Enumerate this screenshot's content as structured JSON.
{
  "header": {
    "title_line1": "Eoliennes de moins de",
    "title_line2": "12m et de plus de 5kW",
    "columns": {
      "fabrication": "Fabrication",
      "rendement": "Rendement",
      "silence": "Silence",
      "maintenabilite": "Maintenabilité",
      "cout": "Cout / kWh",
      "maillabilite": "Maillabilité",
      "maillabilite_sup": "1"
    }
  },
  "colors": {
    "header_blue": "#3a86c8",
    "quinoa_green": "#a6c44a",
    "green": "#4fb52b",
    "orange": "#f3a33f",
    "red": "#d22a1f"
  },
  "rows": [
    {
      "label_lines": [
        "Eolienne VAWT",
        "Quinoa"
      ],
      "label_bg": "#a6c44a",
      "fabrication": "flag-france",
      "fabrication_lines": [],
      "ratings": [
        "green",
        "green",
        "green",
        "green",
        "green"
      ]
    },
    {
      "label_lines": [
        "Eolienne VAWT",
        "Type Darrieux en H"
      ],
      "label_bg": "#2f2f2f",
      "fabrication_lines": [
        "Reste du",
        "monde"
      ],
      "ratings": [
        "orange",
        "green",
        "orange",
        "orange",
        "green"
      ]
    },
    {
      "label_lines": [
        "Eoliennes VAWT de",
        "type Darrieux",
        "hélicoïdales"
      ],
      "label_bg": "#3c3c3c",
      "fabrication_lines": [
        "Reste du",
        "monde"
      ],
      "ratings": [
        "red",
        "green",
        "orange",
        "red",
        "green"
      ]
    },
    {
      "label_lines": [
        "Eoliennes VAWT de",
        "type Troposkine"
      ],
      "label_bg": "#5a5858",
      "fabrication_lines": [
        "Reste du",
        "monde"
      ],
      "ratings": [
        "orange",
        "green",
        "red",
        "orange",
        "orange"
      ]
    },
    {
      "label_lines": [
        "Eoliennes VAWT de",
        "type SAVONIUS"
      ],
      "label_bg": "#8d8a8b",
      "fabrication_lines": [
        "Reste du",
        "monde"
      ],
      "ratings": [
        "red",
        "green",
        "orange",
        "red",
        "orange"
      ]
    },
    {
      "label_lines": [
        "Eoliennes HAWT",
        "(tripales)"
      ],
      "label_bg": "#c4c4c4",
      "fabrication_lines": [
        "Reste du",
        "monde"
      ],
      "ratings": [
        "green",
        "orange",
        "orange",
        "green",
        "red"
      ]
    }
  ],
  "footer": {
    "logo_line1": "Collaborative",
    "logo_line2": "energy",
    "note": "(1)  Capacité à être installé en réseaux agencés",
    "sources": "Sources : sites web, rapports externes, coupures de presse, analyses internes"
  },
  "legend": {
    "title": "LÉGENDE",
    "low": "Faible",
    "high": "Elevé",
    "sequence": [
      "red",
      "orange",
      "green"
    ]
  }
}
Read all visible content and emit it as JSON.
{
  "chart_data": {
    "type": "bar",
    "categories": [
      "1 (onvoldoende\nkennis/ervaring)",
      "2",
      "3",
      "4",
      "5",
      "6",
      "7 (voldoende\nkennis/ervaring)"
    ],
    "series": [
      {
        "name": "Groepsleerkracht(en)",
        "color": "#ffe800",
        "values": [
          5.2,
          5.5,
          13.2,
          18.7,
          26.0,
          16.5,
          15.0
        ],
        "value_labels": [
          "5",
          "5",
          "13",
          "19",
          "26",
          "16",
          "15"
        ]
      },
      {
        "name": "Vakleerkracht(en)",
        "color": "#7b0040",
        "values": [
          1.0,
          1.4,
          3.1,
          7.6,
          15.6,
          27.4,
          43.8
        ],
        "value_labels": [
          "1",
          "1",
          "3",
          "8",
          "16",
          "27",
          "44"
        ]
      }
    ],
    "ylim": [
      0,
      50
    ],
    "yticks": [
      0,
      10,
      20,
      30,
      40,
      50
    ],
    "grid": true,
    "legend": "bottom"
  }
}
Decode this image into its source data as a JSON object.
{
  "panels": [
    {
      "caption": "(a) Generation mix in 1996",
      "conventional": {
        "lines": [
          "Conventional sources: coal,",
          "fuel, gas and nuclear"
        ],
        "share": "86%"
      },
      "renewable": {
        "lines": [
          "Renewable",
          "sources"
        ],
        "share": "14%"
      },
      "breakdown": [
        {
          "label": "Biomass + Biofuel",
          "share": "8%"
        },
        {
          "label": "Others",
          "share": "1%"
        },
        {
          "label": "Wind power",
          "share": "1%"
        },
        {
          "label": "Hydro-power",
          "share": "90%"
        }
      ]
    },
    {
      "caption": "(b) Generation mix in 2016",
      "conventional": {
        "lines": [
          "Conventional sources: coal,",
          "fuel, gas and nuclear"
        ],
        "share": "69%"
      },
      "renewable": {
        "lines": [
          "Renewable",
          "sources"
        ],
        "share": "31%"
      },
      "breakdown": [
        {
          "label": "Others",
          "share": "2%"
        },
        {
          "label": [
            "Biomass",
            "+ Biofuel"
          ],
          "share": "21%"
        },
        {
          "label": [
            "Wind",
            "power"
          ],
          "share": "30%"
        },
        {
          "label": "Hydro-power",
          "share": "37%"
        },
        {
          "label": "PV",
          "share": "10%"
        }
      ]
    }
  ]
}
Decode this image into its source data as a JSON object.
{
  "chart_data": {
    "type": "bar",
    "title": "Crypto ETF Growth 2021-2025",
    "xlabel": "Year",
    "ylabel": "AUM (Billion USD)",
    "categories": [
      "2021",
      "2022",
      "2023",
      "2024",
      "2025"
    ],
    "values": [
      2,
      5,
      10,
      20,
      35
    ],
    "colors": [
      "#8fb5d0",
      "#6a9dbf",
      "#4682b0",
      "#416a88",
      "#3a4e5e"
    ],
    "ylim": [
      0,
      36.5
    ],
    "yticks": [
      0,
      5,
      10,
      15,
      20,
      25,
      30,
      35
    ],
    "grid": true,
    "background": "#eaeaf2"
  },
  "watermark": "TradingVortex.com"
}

-*-

DIRECTIONS
Set down the entries verbatim, leaving none out.

EXERCISE RESULT
Enumerate this screenshot's content as structured JSON.
{
  "header": {
    "title_line1": "Eoliennes de moins de",
    "title_line2": "12m et de plus de 5kW",
    "columns": {
      "fabrication": "Fabrication",
      "rendement": "Rendement",
      "silence": "Silence",
      "maintenabilite": "Maintenabilité",
      "cout": "Cout / kWh",
      "maillabilite": "Maillabilité",
      "maillabilite_sup": "1"
    }
  },
  "colors": {
    "header_blue": "#3a86c8",
    "quinoa_green": "#a6c44a",
    "green": "#4fb52b",
    "orange": "#f3a33f",
    "red": "#d22a1f"
  },
  "rows": [
    {
      "label_lines": [
        "Eolienne VAWT",
        "Quinoa"
      ],
      "label_bg": "#a6c44a",
      "fabrication": "flag-france",
      "fabrication_lines": [],
      "ratings": [
        "green",
        "green",
        "green",
        "green",
        "green"
      ]
    },
    {
      "label_lines": [
        "Eolienne VAWT",
        "Type Darrieux en H"
      ],
      "label_bg": "#2f2f2f",
      "fabrication_lines": [
        "Reste du",
        "monde"
      ],
      "ratings": [
        "orange",
        "green",
        "orange",
        "orange",
        "green"
      ]
    },
    {
      "label_lines": [
        "Eoliennes VAWT de",
        "type Darrieux",
        "hélicoïdales"
      ],
      "label_bg": "#3c3c3c",
      "fabrication_lines": [
        "Reste du",
        "monde"
      ],
      "ratings": [
        "red",
        "green",
        "orange",
        "red",
        "green"
      ]
    },
    {
      "label_lines": [
        "Eoliennes VAWT de",
        "type Troposkine"
      ],
      "label_bg": "#5a5858",
      "fabrication_lines": [
        "Reste du",
        "monde"
      ],
      "ratings": [
        "orange",
        "green",
        "red",
        "orange",
        "orange"
      ]
    },
    {
      "label_lines": [
        "Eoliennes VAWT de",
        "type SAVONIUS"
      ],
      "label_bg": "#8d8a8b",
      "fabrication_lines": [
        "Reste du",
        "monde"
      ],
      "ratings": [
        "red",
        "green",
        "orange",
        "red",
        "orange"
      ]
    },
    {
      "label_lines": [
        "Eoliennes HAWT",
        "(tripales)"
      ],
      "label_bg": "#c4c4c4",
      "fabrication_lines": [
        "Reste du",
        "monde"
      ],
      "ratings": [
        "green",
        "orange",
        "orange",
        "green",
        "red"
      ]
    }
  ],
  "footer": {
    "logo_line1": "Collaborative",
    "logo_line2": "energy",
    "note": "(1)  Capacité à être installé en réseaux agencés",
    "sources": "Sources : sites web, rapports externes, coupures de presse, analyses internes"
  },
  "legend": {
    "title": "LÉGENDE",
    "low": "Faible",
    "high": "Elevé",
    "sequence": [
      "red",
      "orange",
      "green"
    ]
  }
}
Read all visible content and emit it as JSON.
{
  "chart_data": {
    "type": "bar",
    "categories": [
      "1 (onvoldoende\nkennis/ervaring)",
      "2",
      "3",
      "4",
      "5",
      "6",
      "7 (voldoende\nkennis/ervaring)"
    ],
    "series": [
      {
        "name": "Groepsleerkracht(en)",
        "color": "#ffe800",
        "values": [
          5.2,
          5.5,
          13.2,
          18.7,
          26.0,
          16.5,
          15.0
        ],
        "value_labels": [
          "5",
          "5",
          "13",
          "19",
          "26",
          "16",
          "15"
        ]
      },
      {
        "name": "Vakleerkracht(en)",
        "color": "#7b0040",
        "values": [
          1.0,
          1.4,
          3.1,
          7.6,
          15.6,
          27.4,
          43.8
        ],
        "value_labels": [
          "1",
          "1",
          "3",
          "8",
          "16",
          "27",
          "44"
        ]
      }
    ],
    "ylim": [
      0,
      50
    ],
    "yticks": [
      0,
      10,
      20,
      30,
      40,
      50
    ],
    "grid": true,
    "legend": "bottom"
  }
}
Decode this image into its source data as a JSON object.
{
  "panels": [
    {
      "caption": "(a) Generation mix in 1996",
      "conventional": {
        "lines": [
          "Conventional sources: coal,",
          "fuel, gas and nuclear"
        ],
        "share": "86%"
      },
      "renewable": {
        "lines": [
          "Renewable",
          "sources"
        ],
        "share": "14%"
      },
      "breakdown": [
        {
          "label": "Biomass + Biofuel",
          "share": "8%"
        },
        {
          "label": "Others",
          "share": "1%"
        },
        {
          "label": "Wind power",
          "share": "1%"
        },
        {
          "label": "Hydro-power",
          "share": "90%"
        }
      ]
    },
    {
      "caption": "(b) Generation mix in 2016",
      "conventional": {
        "lines": [
          "Conventional sources: coal,",
          "fuel, gas and nuclear"
        ],
        "share": "69%"
      },
      "renewable": {
        "lines": [
          "Renewable",
          "sources"
        ],
        "share": "31%"
      },
      "breakdown": [
        {
          "label": "Others",
          "share": "2%"
        },
        {
          "label": [
            "Biomass",
            "+ Biofuel"
          ],
          "share": "21%"
        },
        {
          "label": [
            "Wind",
            "power"
          ],
          "share": "30%"
        },
        {
          "label": "Hydro-power",
          "share": "37%"
        },
        {
          "label": "PV",
          "share": "10%"
        }
      ]
    }
  ]
}
Decode this image into its source data as a JSON object.
{
  "chart_data": {
    "type": "bar",
    "title": "Crypto ETF Growth 2021-2025",
    "xlabel": "Year",
    "ylabel": "AUM (Billion USD)",
    "categories": [
      "2021",
      "2022",
      "2023",
      "2024",
      "2025"
    ],
    "values": [
      2,
      5,
      10,
      20,
      35
    ],
    "colors": [
      "#8fb5d0",
      "#6a9dbf",
      "#4682b0",
      "#416a88",
      "#3a4e5e"
    ],
    "ylim": [
      0,
      36.5
    ],
    "yticks": [
      0,
      5,
      10,
      15,
      20,
      25,
      30,
      35
    ],
    "grid": true,
    "background": "#eaeaf2"
  },
  "watermark": "TradingVortex.com"
}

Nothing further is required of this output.